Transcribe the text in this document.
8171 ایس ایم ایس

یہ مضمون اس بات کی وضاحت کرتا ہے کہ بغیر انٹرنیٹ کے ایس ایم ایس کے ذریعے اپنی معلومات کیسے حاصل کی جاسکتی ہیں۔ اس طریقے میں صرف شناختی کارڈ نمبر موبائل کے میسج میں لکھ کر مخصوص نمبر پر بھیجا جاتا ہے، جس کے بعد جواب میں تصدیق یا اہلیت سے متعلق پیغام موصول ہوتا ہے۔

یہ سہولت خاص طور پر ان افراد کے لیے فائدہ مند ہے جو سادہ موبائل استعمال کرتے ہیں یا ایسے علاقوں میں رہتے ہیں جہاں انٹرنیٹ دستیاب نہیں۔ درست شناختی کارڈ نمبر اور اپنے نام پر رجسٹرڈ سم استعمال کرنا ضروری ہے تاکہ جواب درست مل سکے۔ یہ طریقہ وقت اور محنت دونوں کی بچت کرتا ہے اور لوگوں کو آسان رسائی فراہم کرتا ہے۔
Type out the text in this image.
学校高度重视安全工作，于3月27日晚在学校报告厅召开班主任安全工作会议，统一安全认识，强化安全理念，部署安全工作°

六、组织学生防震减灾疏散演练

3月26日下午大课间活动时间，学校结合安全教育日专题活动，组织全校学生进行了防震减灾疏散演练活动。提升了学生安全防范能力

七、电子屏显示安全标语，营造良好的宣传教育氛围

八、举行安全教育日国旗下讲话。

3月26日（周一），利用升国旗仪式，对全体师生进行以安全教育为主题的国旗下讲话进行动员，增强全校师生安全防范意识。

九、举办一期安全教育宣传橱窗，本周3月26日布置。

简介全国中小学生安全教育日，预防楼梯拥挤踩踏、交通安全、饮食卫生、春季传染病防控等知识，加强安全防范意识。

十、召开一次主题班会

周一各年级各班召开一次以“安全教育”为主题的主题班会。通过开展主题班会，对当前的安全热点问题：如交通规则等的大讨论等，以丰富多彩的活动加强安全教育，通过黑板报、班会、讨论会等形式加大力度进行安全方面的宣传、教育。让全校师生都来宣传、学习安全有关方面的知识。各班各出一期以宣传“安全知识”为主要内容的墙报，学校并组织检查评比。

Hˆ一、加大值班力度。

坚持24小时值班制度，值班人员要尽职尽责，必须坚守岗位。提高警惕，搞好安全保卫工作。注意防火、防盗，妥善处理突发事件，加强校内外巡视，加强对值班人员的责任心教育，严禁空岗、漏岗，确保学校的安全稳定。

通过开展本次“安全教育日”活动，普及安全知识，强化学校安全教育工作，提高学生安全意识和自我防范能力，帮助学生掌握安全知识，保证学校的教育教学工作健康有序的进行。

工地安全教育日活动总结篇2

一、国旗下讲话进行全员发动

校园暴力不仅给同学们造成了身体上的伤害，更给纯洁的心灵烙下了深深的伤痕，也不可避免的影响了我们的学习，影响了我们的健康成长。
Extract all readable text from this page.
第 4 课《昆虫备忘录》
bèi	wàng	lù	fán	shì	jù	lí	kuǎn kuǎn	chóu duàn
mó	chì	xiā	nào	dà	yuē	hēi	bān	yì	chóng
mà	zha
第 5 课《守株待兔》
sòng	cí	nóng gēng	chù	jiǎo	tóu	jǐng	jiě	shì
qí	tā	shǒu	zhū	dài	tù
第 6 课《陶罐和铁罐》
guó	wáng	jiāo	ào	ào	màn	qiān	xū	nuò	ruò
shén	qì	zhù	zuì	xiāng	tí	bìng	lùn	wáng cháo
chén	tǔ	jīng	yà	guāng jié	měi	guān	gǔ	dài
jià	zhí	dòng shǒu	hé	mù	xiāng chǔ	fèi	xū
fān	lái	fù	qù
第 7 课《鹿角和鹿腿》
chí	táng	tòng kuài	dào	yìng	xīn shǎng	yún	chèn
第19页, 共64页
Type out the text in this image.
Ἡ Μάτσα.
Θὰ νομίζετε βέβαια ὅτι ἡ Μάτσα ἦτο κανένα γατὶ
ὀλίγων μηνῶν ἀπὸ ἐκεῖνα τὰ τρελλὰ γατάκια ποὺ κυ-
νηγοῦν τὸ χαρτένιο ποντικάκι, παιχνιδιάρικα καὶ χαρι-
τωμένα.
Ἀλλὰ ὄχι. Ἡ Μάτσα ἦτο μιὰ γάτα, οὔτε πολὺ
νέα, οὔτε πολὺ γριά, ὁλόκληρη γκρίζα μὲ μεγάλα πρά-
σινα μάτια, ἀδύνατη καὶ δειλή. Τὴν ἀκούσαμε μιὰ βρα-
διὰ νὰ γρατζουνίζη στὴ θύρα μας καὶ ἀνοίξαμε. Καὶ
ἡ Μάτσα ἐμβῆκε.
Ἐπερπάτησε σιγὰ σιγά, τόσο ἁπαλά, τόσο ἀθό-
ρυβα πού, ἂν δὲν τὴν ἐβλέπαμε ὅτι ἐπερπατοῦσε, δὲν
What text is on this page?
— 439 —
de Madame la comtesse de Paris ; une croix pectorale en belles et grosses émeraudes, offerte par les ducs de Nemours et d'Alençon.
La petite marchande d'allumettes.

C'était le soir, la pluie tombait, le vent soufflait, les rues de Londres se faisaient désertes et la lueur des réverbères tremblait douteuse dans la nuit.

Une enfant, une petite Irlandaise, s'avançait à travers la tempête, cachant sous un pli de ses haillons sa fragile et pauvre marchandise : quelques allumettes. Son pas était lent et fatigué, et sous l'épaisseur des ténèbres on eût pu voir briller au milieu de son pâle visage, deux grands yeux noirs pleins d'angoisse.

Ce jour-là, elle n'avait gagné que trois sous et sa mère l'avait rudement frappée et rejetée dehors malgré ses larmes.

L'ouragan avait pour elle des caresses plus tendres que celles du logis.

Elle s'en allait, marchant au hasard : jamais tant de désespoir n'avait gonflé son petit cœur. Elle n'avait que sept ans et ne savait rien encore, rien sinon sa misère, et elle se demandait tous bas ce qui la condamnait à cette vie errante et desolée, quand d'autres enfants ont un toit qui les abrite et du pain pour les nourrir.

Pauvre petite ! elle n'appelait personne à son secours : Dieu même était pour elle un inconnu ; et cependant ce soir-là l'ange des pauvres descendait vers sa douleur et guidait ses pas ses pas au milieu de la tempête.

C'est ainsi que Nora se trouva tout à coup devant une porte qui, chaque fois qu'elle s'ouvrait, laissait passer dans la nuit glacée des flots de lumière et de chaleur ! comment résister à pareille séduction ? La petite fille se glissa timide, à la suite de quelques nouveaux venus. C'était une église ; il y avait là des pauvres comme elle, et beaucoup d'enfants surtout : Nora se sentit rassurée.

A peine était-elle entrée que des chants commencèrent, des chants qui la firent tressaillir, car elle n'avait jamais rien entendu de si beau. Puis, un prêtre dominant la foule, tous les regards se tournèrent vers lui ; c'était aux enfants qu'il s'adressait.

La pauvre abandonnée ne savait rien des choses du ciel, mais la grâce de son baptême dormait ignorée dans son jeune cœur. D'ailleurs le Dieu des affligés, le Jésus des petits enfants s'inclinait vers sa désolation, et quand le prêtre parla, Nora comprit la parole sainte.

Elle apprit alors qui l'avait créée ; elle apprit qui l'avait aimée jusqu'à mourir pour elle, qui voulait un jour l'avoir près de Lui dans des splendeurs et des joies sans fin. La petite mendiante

### SHORT TASK:
Answer with one number only: how many lines above contain the word "soir".

### WRITTEN RESPONSE:
2